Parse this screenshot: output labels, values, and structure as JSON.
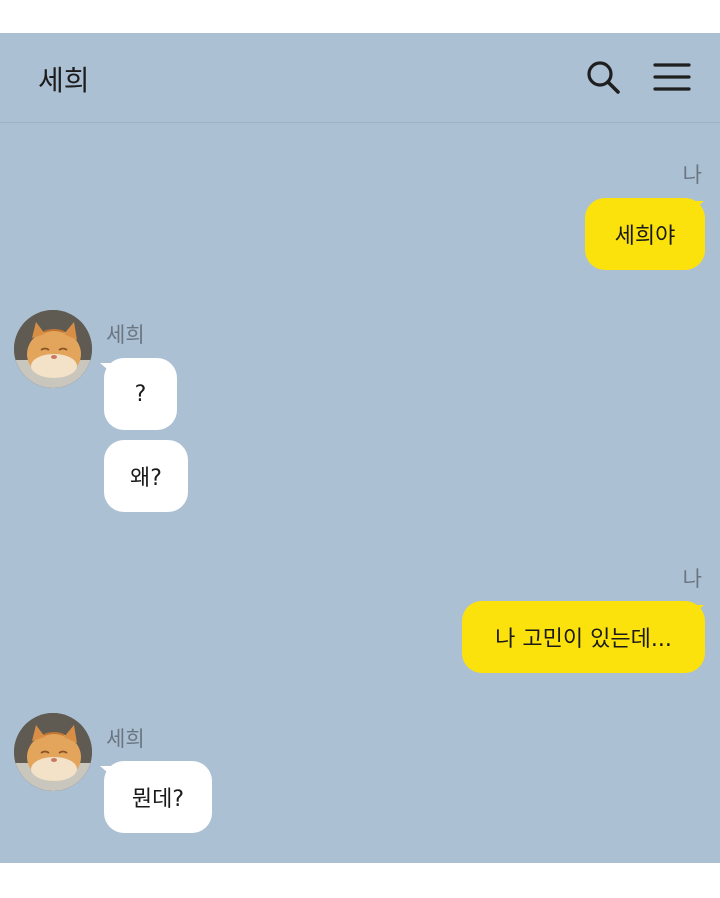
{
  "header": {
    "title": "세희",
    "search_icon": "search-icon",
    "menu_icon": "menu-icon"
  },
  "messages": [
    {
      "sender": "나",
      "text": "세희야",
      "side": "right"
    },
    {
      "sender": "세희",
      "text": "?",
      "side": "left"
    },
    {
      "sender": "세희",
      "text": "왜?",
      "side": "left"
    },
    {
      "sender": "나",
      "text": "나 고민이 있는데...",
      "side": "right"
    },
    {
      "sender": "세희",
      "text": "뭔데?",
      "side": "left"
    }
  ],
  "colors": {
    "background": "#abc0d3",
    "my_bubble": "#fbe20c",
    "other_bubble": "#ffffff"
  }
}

==

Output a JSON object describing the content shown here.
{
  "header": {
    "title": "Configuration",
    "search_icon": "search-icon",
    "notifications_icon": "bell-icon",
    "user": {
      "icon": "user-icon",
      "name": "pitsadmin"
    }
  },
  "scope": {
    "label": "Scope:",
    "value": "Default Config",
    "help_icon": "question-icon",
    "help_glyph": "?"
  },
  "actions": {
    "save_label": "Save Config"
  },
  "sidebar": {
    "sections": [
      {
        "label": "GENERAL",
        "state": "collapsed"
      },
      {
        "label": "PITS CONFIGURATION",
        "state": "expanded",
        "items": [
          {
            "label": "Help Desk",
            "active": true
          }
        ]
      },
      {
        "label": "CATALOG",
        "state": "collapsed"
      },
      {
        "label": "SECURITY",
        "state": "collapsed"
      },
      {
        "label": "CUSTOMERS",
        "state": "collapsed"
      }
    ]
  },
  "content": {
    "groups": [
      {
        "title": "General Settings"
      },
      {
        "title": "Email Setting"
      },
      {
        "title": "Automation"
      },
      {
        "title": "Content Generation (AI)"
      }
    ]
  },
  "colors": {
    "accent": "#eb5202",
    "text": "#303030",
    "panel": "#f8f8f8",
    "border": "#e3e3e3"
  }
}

■ Problem requirements ■
Gather up the lines containing the word "title" from these records and copy them.

■ Solution to this problem ■
    "title": "세희",
    "title": "Configuration",
        "title": "General Settings"
        "title": "Email Setting"
        "title": "Automation"
        "title": "Content Generation (AI)"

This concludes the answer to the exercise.